D'après le texte sur la ville et la photographie ci-dessous, pourquoi les marges de la ville sont-elles un exemple significatif dans le Projet de Lethbridge de Geoffrey James ? Répondez en une à trois phrases.
── Extrait du texte
[Printemps 2000]
par Jacques Doyon
La ville, objet constant de la photographie, condense tous les enjeux de notre sociabilité. Elle est à la fois centre et périphérie, noyau fait de strates contradictoires et hiérarchiques, et rhizomes tentaculaires envahissant un territoire de plus en plus vaste.
On trouvera ici des visions qui s’intéressent moins à la densité de la ville moderne qu’à certaines de ses localisations et dimensions périphériques. Elles traitent, entre autres, du développement de la ville, des couches accumulées de son histoire, de son insertion dans le paysage, des diverses façons de l’habiter. Elles s’ancrent dans des situations spécifiques pour rendre compte de réalités plus générales, avec une conscience claire des enjeux et des traditions de l’image.
Pour Geoffrey James, le Projet de Lethbridge est l’occasion d’étendre à la ville son intérêt pour les paysages culturels. Il est particulièrement intéressé par la façon dont les gens habitent et s’installent dans le paysage. Les maisons et bâtiments anciens, la réserve amérindienne, les développements plus récents, etc. deviennent autant de témoins des différents modes de cet aménagement. Les marges de la ville, là où le développement des banlieues se mesure à l’immensité du paysage environnant, en constituent un exemple significatif.
Chez Nicole Jolicœur, l’enjeu réside en un certain dépaysement et un choc des cultures. Une résidence de travail dans la petite ville française d’Annecy l’incite à évaluer le poids de l’histoire dans la facture et l’atmosphère de l’urbanité européenne. Comme toujours chez elle, le corps mesure la réalité des choses. Pétrifié dans la pierre ou moulé pour un défilé de mode, il se promène dans des temps différenciés : de la permanence de la mémoire historique à l’éphémère consommation d’aujourd’hui. Ce contraste est appréhendé sur le mode de la fiction narrative et du montage d’images évoquant par fragments une urbanité transfigurée par l’omniprésence de l’image.
────
── Données fournies
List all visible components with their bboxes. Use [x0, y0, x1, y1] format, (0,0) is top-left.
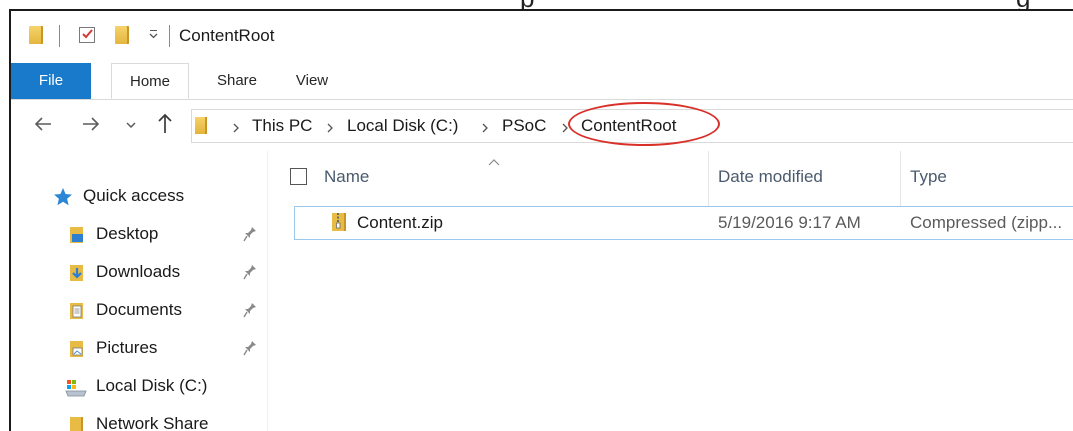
toolbar-separator	[169, 25, 170, 47]
chevron-right-icon[interactable]	[326, 121, 334, 139]
address-bar[interactable]: This PC Local Disk (C:) PSoC ContentRoot	[191, 102, 1073, 146]
folder-icon	[29, 26, 43, 44]
recent-locations-chevron-icon[interactable]	[125, 117, 137, 135]
nav-item-desktop[interactable]: Desktop	[11, 217, 267, 253]
star-icon	[53, 187, 73, 212]
pin-icon[interactable]	[243, 340, 257, 361]
desktop-folder-icon	[69, 226, 85, 249]
nav-item-downloads[interactable]: Downloads	[11, 255, 267, 291]
window-title: ContentRoot	[179, 26, 275, 45]
file-explorer-window: ContentRoot File Home Share View This PC	[9, 9, 1073, 431]
up-arrow-icon[interactable]	[155, 111, 175, 140]
pin-icon[interactable]	[243, 264, 257, 285]
drive-icon	[65, 379, 87, 402]
chevron-right-icon[interactable]	[232, 121, 240, 139]
column-divider[interactable]	[708, 151, 709, 207]
tab-file[interactable]: File	[11, 63, 91, 99]
file-list: Name Date modified Type Content.zip 5/19…	[268, 151, 1073, 431]
new-folder-icon[interactable]	[115, 26, 129, 44]
tab-view[interactable]: View	[287, 63, 337, 99]
nav-item-local-disk[interactable]: Local Disk (C:)	[11, 369, 267, 405]
select-all-checkbox[interactable]	[290, 168, 307, 185]
column-header-date-modified[interactable]: Date modified	[718, 167, 823, 187]
forward-arrow-icon[interactable]	[81, 113, 101, 140]
nav-item-label: Local Disk (C:)	[96, 376, 208, 395]
navigation-pane: Quick access Desktop Downloads Documents…	[11, 151, 267, 431]
nav-item-pictures[interactable]: Pictures	[11, 331, 267, 367]
nav-item-quick-access[interactable]: Quick access	[11, 179, 267, 215]
breadcrumb-local-disk[interactable]: Local Disk (C:)	[347, 116, 458, 136]
column-divider[interactable]	[900, 151, 901, 207]
properties-checkbox-icon[interactable]	[79, 27, 95, 43]
nav-item-label: Documents	[96, 300, 182, 319]
downloads-folder-icon	[69, 264, 85, 287]
chevron-right-icon[interactable]	[481, 121, 489, 139]
breadcrumb-psoc[interactable]: PSoC	[502, 116, 546, 136]
toolbar-separator	[59, 25, 60, 47]
cropped-text-fragment: p	[520, 0, 535, 9]
tab-share[interactable]: Share	[207, 63, 267, 99]
folder-icon	[195, 117, 207, 134]
nav-item-label: Network Share	[96, 414, 209, 431]
sort-ascending-icon	[488, 153, 500, 171]
documents-folder-icon	[69, 302, 85, 325]
customize-toolbar-dropdown-icon[interactable]	[149, 30, 158, 39]
nav-item-network-share[interactable]: Network Share	[11, 407, 267, 431]
nav-item-label: Desktop	[96, 224, 159, 243]
zip-folder-icon	[331, 212, 347, 237]
back-arrow-icon[interactable]	[33, 113, 53, 140]
column-header-name[interactable]: Name	[324, 167, 369, 187]
highlight-ellipse-annotation	[568, 102, 720, 146]
nav-item-label: Pictures	[96, 338, 158, 357]
nav-item-label: Downloads	[96, 262, 181, 281]
cropped-top-strip: p g	[0, 0, 1073, 9]
file-type: Compressed (zipp...	[910, 213, 1063, 232]
file-name: Content.zip	[357, 213, 443, 232]
nav-item-label: Quick access	[83, 186, 185, 205]
breadcrumb-this-pc[interactable]: This PC	[252, 116, 312, 136]
title-bar: ContentRoot	[11, 11, 1073, 63]
column-header-type[interactable]: Type	[910, 167, 947, 187]
file-date-modified: 5/19/2016 9:17 AM	[718, 213, 861, 232]
pin-icon[interactable]	[243, 226, 257, 247]
table-row[interactable]: Content.zip 5/19/2016 9:17 AM Compressed…	[294, 206, 1073, 240]
pin-icon[interactable]	[243, 302, 257, 323]
nav-item-documents[interactable]: Documents	[11, 293, 267, 329]
ribbon-tab-bar: File Home Share View	[11, 63, 1073, 100]
tab-home[interactable]: Home	[111, 63, 189, 99]
navigation-row: This PC Local Disk (C:) PSoC ContentRoot	[11, 101, 1073, 149]
cropped-text-fragment: g	[1016, 0, 1031, 9]
pictures-folder-icon	[69, 340, 85, 363]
────
### Solution du problème
Geoffrey James s'intéresse à la façon dont les gens habitent le paysage et s'y installent. Les marges de la ville en sont un exemple significatif, car c'est là que le développement des banlieues se mesure à l'immensité du paysage environnant.